Short problem
Copy each line below without leaving any out.
------------------------
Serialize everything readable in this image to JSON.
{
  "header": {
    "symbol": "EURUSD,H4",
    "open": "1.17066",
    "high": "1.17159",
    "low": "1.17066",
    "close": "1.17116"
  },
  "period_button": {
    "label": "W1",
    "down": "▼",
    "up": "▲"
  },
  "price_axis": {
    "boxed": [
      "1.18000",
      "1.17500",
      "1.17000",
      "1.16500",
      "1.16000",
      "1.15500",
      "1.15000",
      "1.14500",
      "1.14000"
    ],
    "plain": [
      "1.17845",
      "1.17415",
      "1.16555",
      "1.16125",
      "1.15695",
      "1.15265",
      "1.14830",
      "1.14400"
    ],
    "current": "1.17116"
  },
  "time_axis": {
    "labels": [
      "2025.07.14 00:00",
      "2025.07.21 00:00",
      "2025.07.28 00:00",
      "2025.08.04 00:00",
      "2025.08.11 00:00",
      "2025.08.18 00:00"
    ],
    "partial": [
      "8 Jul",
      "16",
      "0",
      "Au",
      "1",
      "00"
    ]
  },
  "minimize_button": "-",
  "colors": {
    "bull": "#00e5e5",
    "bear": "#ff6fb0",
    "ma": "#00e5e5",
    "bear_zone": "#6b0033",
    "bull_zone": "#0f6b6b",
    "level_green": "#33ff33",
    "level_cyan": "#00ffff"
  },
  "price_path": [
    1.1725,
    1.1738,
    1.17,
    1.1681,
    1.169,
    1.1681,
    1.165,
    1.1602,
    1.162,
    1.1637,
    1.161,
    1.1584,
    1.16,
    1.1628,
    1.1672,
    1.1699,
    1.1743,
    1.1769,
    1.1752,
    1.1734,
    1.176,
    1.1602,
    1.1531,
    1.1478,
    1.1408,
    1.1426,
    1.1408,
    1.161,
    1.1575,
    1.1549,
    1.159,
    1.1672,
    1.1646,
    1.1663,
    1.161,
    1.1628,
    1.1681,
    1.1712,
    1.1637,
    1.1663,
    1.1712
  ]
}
------------------------
Result
Serialize everything readable in this image to JSON.
{
  "header": {
    "symbol": "EURUSD,H4",
    "open": "1.17066",
    "high": "1.17159",
    "low": "1.17066",
    "close": "1.17116"
  },
  "period_button": {
    "label": "W1",
    "down": "▼",
    "up": "▲"
  },
  "price_axis": {
    "boxed": [
      "1.18000",
      "1.17500",
      "1.17000",
      "1.16500",
      "1.16000",
      "1.15500",
      "1.15000",
      "1.14500",
      "1.14000"
    ],
    "plain": [
      "1.17845",
      "1.17415",
      "1.16555",
      "1.16125",
      "1.15695",
      "1.15265",
      "1.14830",
      "1.14400"
    ],
    "current": "1.17116"
  },
  "time_axis": {
    "labels": [
      "2025.07.14 00:00",
      "2025.07.21 00:00",
      "2025.07.28 00:00",
      "2025.08.04 00:00",
      "2025.08.11 00:00",
      "2025.08.18 00:00"
    ],
    "partial": [
      "8 Jul",
      "16",
      "0",
      "Au",
      "1",
      "00"
    ]
  },
  "minimize_button": "-",
  "colors": {
    "bull": "#00e5e5",
    "bear": "#ff6fb0",
    "ma": "#00e5e5",
    "bear_zone": "#6b0033",
    "bull_zone": "#0f6b6b",
    "level_green": "#33ff33",
    "level_cyan": "#00ffff"
  },
  "price_path": [
    1.1725,
    1.1738,
    1.17,
    1.1681,
    1.169,
    1.1681,
    1.165,
    1.1602,
    1.162,
    1.1637,
    1.161,
    1.1584,
    1.16,
    1.1628,
    1.1672,
    1.1699,
    1.1743,
    1.1769,
    1.1752,
    1.1734,
    1.176,
    1.1602,
    1.1531,
    1.1478,
    1.1408,
    1.1426,
    1.1408,
    1.161,
    1.1575,
    1.1549,
    1.159,
    1.1672,
    1.1646,
    1.1663,
    1.161,
    1.1628,
    1.1681,
    1.1712,
    1.1637,
    1.1663,
    1.1712
  ]
}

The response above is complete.